• Work instructions: Copy every line that mentions the word "wtórne".

• Material supplied:
>> begin

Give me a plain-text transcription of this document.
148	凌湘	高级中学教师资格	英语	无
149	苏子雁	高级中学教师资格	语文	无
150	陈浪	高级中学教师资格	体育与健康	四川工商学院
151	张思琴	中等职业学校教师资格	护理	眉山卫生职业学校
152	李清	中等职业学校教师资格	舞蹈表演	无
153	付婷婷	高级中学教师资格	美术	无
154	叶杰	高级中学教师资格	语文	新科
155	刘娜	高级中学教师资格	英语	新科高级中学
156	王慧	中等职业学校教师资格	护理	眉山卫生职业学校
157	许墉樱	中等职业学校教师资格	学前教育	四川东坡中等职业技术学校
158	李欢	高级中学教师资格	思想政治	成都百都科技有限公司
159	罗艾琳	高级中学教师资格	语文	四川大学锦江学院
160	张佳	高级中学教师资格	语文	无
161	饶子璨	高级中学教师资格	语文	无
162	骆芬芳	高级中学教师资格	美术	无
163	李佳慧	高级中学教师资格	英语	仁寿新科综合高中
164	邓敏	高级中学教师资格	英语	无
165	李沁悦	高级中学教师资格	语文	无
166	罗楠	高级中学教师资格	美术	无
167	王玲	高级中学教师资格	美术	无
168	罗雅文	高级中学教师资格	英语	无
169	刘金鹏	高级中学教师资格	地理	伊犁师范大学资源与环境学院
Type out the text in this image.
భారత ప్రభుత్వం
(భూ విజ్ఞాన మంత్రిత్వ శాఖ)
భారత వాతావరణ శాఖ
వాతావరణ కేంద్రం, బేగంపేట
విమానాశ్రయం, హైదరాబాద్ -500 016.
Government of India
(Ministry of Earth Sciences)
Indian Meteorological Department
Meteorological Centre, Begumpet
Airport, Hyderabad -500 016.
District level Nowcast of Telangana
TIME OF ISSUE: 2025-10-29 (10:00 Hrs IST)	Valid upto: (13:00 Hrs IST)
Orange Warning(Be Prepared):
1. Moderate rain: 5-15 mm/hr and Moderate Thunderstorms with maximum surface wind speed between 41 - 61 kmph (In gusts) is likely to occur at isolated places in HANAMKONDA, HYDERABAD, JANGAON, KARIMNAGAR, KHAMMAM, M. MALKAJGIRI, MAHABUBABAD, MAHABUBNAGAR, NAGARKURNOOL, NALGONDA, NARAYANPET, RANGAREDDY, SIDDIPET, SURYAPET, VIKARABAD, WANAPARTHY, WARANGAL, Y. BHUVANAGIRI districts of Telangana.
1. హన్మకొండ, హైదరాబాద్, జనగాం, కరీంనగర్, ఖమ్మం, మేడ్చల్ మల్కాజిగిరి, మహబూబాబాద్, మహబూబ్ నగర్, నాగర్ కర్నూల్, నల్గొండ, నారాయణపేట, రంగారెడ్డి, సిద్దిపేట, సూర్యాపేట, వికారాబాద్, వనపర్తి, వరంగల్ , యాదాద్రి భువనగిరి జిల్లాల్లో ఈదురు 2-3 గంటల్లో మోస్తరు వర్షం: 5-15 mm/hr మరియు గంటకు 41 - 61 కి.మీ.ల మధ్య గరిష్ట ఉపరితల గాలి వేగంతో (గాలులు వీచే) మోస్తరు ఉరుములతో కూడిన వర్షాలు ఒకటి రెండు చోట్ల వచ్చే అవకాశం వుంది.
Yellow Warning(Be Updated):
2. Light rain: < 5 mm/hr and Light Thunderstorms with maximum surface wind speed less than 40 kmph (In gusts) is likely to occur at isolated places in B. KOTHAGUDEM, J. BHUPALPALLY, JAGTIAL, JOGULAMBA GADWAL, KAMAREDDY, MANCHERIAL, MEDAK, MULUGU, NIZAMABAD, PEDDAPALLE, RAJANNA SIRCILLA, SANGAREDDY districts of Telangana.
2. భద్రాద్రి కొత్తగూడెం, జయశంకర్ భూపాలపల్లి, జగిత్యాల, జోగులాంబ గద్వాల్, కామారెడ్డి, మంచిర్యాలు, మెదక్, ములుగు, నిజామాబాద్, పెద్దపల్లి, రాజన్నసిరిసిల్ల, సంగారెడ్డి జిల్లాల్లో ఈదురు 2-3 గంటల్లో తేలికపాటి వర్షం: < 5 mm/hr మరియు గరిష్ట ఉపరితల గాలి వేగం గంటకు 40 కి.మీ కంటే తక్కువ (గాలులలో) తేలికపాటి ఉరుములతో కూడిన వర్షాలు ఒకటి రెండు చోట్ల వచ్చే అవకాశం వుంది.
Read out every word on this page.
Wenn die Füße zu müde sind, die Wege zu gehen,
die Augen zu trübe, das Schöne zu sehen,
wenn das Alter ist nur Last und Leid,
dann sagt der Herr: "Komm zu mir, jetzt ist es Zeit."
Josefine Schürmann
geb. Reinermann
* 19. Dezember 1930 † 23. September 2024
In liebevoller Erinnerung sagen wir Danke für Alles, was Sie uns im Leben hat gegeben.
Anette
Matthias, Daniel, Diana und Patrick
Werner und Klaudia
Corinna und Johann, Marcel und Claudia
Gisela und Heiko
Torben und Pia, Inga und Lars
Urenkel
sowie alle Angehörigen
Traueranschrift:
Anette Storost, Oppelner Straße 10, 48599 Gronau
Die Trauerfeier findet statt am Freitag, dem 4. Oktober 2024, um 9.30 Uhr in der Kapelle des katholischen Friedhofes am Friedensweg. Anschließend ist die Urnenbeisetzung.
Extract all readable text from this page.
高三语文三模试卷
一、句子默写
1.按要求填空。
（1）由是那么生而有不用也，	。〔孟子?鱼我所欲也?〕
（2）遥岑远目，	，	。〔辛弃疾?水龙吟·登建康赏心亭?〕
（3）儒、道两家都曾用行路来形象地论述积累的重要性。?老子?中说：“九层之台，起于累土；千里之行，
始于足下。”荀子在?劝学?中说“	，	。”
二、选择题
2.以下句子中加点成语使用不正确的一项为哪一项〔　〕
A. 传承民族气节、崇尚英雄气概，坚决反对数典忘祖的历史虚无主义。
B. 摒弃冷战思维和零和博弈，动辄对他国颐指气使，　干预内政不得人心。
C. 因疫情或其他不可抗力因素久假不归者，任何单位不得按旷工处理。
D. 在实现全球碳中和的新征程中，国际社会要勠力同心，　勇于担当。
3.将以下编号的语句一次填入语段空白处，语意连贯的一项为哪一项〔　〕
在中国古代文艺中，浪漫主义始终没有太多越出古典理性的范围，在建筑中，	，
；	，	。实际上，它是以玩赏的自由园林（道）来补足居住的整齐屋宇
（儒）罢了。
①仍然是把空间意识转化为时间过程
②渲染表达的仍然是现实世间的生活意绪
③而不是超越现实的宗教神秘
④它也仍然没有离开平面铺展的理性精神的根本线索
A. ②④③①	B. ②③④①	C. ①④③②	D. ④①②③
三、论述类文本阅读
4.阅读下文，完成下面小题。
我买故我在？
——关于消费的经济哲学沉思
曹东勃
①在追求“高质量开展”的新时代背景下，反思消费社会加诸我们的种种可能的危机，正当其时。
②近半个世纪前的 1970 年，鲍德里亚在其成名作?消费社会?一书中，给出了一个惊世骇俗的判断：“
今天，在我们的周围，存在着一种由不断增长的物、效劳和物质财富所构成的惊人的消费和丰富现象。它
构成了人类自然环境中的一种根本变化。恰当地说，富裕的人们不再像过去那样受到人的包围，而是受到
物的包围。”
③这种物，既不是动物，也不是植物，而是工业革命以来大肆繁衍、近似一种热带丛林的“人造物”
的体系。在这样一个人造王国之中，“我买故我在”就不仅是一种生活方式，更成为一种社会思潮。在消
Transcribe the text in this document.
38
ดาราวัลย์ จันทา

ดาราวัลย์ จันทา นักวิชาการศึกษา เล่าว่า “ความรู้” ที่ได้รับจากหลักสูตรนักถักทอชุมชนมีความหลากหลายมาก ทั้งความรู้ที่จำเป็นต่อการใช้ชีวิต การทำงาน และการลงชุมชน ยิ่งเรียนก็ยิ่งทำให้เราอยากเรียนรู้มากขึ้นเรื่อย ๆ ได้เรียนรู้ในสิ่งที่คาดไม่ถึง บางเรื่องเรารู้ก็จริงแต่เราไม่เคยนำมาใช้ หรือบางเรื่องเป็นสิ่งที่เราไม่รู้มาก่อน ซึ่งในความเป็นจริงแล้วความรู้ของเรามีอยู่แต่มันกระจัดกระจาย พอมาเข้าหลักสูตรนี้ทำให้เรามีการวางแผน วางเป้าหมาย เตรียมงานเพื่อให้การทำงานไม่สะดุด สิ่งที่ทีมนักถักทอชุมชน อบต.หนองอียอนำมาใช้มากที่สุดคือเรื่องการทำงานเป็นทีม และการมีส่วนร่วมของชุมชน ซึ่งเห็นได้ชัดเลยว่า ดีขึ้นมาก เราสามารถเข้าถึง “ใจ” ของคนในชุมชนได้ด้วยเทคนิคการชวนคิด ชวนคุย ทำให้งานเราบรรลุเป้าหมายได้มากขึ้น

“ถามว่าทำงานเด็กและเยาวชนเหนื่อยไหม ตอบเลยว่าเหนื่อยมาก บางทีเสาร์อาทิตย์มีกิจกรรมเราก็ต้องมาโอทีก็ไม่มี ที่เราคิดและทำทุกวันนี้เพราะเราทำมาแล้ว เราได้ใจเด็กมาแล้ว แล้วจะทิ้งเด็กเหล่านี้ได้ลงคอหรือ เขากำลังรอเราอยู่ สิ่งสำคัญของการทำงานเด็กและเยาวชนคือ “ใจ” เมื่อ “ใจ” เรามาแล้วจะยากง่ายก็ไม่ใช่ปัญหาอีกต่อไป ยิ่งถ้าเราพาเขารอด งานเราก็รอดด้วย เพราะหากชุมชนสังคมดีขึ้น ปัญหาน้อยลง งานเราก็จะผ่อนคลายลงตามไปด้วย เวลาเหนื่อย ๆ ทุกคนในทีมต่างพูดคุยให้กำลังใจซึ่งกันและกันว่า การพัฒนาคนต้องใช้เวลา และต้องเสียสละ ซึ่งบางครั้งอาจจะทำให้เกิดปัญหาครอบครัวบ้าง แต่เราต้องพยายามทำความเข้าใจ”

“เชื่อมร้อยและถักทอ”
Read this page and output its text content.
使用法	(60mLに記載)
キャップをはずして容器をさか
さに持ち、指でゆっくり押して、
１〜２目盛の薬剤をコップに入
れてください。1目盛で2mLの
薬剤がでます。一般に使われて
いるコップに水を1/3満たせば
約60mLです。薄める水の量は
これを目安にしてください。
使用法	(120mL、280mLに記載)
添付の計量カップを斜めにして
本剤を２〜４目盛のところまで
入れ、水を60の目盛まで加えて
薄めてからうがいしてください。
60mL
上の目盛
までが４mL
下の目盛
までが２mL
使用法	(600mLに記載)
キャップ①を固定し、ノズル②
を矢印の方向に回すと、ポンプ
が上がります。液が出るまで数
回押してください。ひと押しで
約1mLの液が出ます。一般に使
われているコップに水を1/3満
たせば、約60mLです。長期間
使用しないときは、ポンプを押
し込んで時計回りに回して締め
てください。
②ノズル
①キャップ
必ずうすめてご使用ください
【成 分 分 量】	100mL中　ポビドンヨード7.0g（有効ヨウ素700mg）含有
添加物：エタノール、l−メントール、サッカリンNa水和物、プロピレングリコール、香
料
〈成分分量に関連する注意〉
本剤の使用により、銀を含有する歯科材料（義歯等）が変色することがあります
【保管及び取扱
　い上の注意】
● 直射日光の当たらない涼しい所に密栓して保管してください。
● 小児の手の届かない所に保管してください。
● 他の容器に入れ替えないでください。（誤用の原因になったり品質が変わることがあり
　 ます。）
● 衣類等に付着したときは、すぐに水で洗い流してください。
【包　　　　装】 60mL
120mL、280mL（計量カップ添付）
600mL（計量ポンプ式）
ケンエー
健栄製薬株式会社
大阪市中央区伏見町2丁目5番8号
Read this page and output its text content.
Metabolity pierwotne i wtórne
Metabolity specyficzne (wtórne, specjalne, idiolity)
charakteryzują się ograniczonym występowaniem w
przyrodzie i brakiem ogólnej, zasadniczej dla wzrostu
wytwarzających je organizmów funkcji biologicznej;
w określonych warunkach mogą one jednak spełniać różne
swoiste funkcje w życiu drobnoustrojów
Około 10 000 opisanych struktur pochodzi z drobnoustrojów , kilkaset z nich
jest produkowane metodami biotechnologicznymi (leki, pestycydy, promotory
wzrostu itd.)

>> end

• Exercise result:
Metabolity pierwotne i wtórne
Metabolity specyficzne (wtórne, specjalne, idiolity)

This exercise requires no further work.